Yang Perlu Dikerjakan:
Sunting bagian berita tentang Gyanendra dari "Kathmandu, Rabu - Dua" sampai "Pemerintah Republik Nepal.", lalu tuliskan kembali bagian tersebut dengan "Istana Narayanhiti" diganti menjadi "istana kerajaan".

Kutipan yang Disediakan:
* * *

Kamis, 12 Juni 2008

Raja Gyanendra "Angkat Koper"

Istana Nagarjun Menjadi Tujuan Sementara


AP PHOTO/MUSTAFA QURAISHI / Kompas Images
Mantan Raja Gyanendra keluar dari Istana Narayanhiti, Rabu (11/6) di Kathmandu, menuju Istana Nagarjun yang terletak di sebelah barat Kathmandu.




Kamis, 12 Juni 2008 | 03:00 WIB

Kathmandu, Rabu - Dua pekan setelah pemerintah membubarkan kerajaan Hindu paling tua di dunia (239 tahun), mantan Raja Nepal, Gyanendra, meninggalkan Istana Narayanhiti di Kathmandu, Rabu (11/6). Dengan alasan tak punya rumah, pemerintah mengizinkan Gyanendra untuk sementara tinggal di Istana Nagarjun.

Sebenarnya pemerintah memberi batas waktu bagi Gyanendra untuk meninggalkan istana hingga Kamis. Namun, Gyanendra memutuskan keluar sehari lebih cepat. Sebelum keluar dari istana, Gyanendra harus menyerahkan mahkota bertatahkan berlian dan batu delima kepada Pemerintah Republik Nepal.

Hingga kini mahkota dan tongkat kerajaan dilaporkan telah hilang. Pengurus kerajaan mengaku tak tahu keberadaan kedua lambang kerajaan itu.

Mahkota dan tongkat kerajaan itu terakhir kali digunakan Gyanendra pada Juni 2001 saat dia diangkat sebagai Raja Nepal menggantikan kakaknya, Raja Birendra, yang tewas dibunuh anak laki-lakinya. Sejak itu hanya Gyanendra saja yang dikabarkan tahu keberadaan simbol kerajaan itu.

Selain harus menyerahkan kedua benda berharga itu, Gyanendra untuk sementara akan pindah ke Istana Nagarjun yang biasanya digunakan sebagai rumah musim panas dan musim untuk berburu di hutan. Karena Gyanendra mengaku tidak punya rumah lain yang bisa ditinggali, pemerintah mengizinkannya untuk tinggal di kompleks rumah peristirahatan yang ada di pinggiran barat Kathmandu itu.

* * *

[Entri kotak pembatas]
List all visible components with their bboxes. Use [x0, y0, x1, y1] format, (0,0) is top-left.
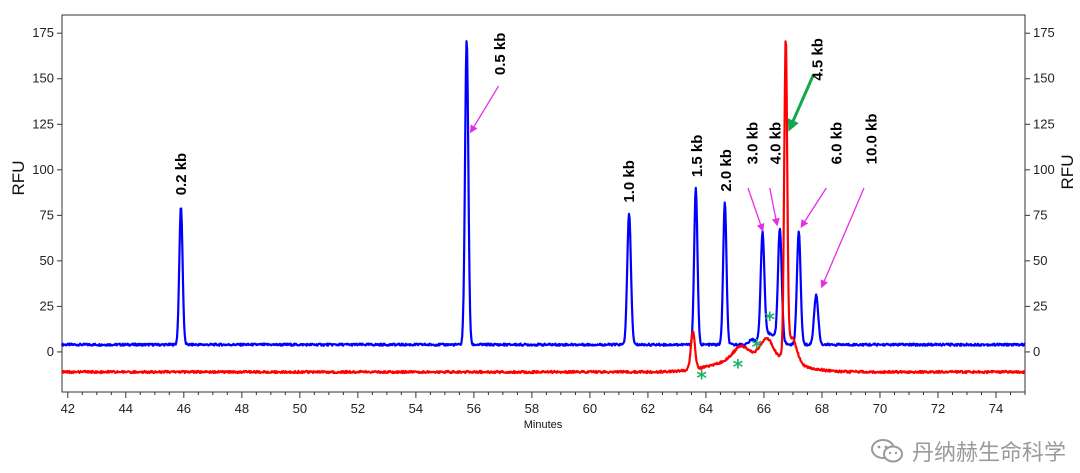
x-tick-label: 64 — [699, 401, 713, 416]
y-tick-label-left: 175 — [32, 25, 54, 40]
y-tick-label-right: 50 — [1033, 253, 1047, 268]
y-tick-label-right: 0 — [1033, 344, 1040, 359]
asterisk-marker: * — [733, 355, 744, 379]
x-tick-label: 44 — [119, 401, 133, 416]
watermark-text: 丹纳赫生命科学 — [911, 441, 1066, 466]
asterisk-marker: * — [765, 308, 776, 332]
x-tick-label: 72 — [931, 401, 945, 416]
annotation-arrow — [820, 187, 865, 289]
x-tick-label: 68 — [815, 401, 829, 416]
ladder-trace-blue — [60, 40, 1026, 347]
asterisk-marker: * — [751, 335, 762, 359]
annotation-arrow — [747, 187, 765, 232]
asterisk-marker: * — [696, 366, 707, 390]
y-tick-label-right: 125 — [1033, 116, 1055, 131]
x-tick-label: 46 — [177, 401, 191, 416]
x-tick-label: 58 — [525, 401, 539, 416]
plot-frame — [61, 14, 1026, 393]
y-tick-label-left: 125 — [32, 116, 54, 131]
y-tick-label-left: 100 — [32, 162, 54, 177]
y-tick-label-right: 75 — [1033, 207, 1047, 222]
y-tick-label-left: 0 — [47, 344, 54, 359]
x-tick-label: 70 — [873, 401, 887, 416]
annotation-arrow — [787, 74, 815, 132]
annotation-arrow — [769, 187, 780, 227]
y-tick-label-right: 100 — [1033, 162, 1055, 177]
y-tick-label-left: 25 — [40, 298, 54, 313]
x-tick-label: 62 — [641, 401, 655, 416]
y-axis-label-right: RFU — [1058, 155, 1077, 190]
x-tick-label: 74 — [989, 401, 1003, 416]
size-label: 3.0 kb — [744, 122, 761, 165]
y-tick-label-left: 75 — [40, 207, 54, 222]
y-tick-label-left: 150 — [32, 71, 54, 86]
size-label: 2.0 kb — [718, 149, 735, 192]
y-tick-label-right: 150 — [1033, 71, 1055, 86]
size-label: 10.0 kb — [863, 113, 880, 164]
size-label: 0.2 kb — [173, 153, 190, 196]
size-label: 1.0 kb — [621, 160, 638, 203]
size-label: 0.5 kb — [492, 33, 509, 76]
x-axis-label: Minutes — [524, 419, 563, 431]
annotation-arrow — [469, 85, 500, 134]
x-tick-label: 42 — [61, 401, 75, 416]
y-tick-label-right: 175 — [1033, 25, 1055, 40]
y-tick-label-left: 50 — [40, 253, 54, 268]
x-tick-label: 50 — [293, 401, 307, 416]
size-label: 4.0 kb — [768, 122, 785, 165]
x-tick-label: 60 — [583, 401, 597, 416]
x-tick-label: 48 — [235, 401, 249, 416]
wechat-icon — [870, 439, 903, 463]
y-axis-label-left: RFU — [9, 161, 28, 196]
size-label: 6.0 kb — [828, 122, 845, 165]
x-tick-label: 56 — [467, 401, 481, 416]
y-tick-label-right: 25 — [1033, 298, 1047, 313]
x-tick-label: 66 — [757, 401, 771, 416]
size-label: 1.5 kb — [689, 135, 706, 178]
annotation-arrow — [800, 187, 827, 228]
x-tick-label: 52 — [351, 401, 365, 416]
x-tick-label: 54 — [409, 401, 423, 416]
sample-trace-red — [61, 40, 1026, 375]
size-label: 4.5 kb — [810, 38, 827, 81]
watermark: 丹纳赫生命科学 — [870, 435, 1066, 467]
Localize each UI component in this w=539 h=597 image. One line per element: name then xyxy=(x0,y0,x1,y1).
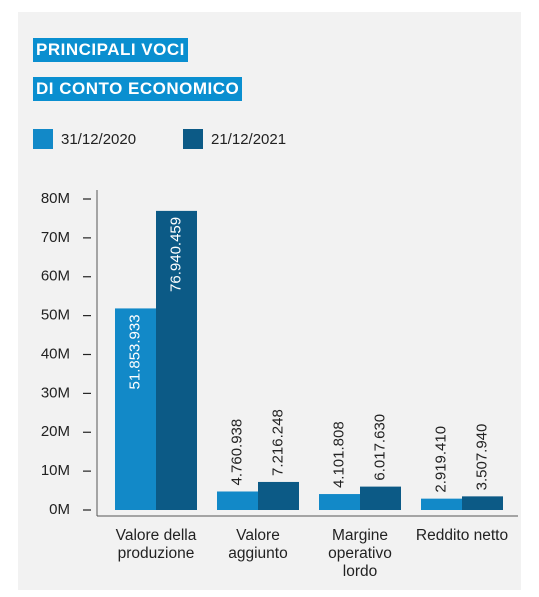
data-label: 4.101.808 xyxy=(330,421,347,488)
x-tick-label: Reddito netto xyxy=(415,527,509,544)
data-label: 51.853.933 xyxy=(126,314,143,389)
y-tick-label: 80M xyxy=(41,190,70,207)
data-label: 7.216.248 xyxy=(269,409,286,476)
bar xyxy=(115,308,156,510)
x-tick-label: Margine operativo lordo xyxy=(328,527,392,580)
y-tick-label: 10M xyxy=(41,462,70,479)
data-label: 6.017.630 xyxy=(371,414,388,481)
y-tick-label: 60M xyxy=(41,268,70,285)
data-label: 2.919.410 xyxy=(432,426,449,493)
bar xyxy=(156,210,197,510)
bar xyxy=(360,486,401,510)
data-label: 76.940.459 xyxy=(167,217,184,292)
bar xyxy=(319,494,360,510)
title-line: DI CONTO ECONOMICO xyxy=(33,77,243,101)
legend-label: 31/12/2020 xyxy=(61,131,136,148)
bar xyxy=(421,498,462,510)
y-tick-label: 50M xyxy=(41,307,70,324)
bar xyxy=(217,491,258,510)
bar xyxy=(258,481,299,510)
legend-swatch xyxy=(183,129,203,149)
y-tick-label: 40M xyxy=(41,345,70,362)
legend-swatch xyxy=(33,129,53,149)
x-tick-label: Valore aggiunto xyxy=(228,527,288,562)
x-tick-label: Valore della produzione xyxy=(115,527,197,562)
y-tick-label: 30M xyxy=(41,384,70,401)
bar xyxy=(462,496,503,510)
y-tick-label: 70M xyxy=(41,229,70,246)
data-label: 4.760.938 xyxy=(228,419,245,486)
y-tick-label: 20M xyxy=(41,423,70,440)
legend-label: 21/12/2021 xyxy=(211,131,286,148)
title-line: PRINCIPALI VOCI xyxy=(33,38,188,62)
y-tick-label: 0M xyxy=(49,501,70,518)
data-label: 3.507.940 xyxy=(473,424,490,491)
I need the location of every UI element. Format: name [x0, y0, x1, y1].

* * *

Jawaban Lengkap:
Kathmandu, Rabu - Dua pekan setelah pemerintah membubarkan kerajaan Hindu paling tua di dunia (239 tahun), mantan Raja Nepal, Gyanendra, meninggalkan istana kerajaan di Kathmandu, Rabu (11/6). Dengan alasan tak punya rumah, pemerintah mengizinkan Gyanendra untuk sementara tinggal di Istana Nagarjun.

Sebenarnya pemerintah memberi batas waktu bagi Gyanendra untuk meninggalkan istana hingga Kamis. Namun, Gyanendra memutuskan keluar sehari lebih cepat. Sebelum keluar dari istana, Gyanendra harus menyerahkan mahkota bertatahkan berlian dan batu delima kepada Pemerintah Republik Nepal.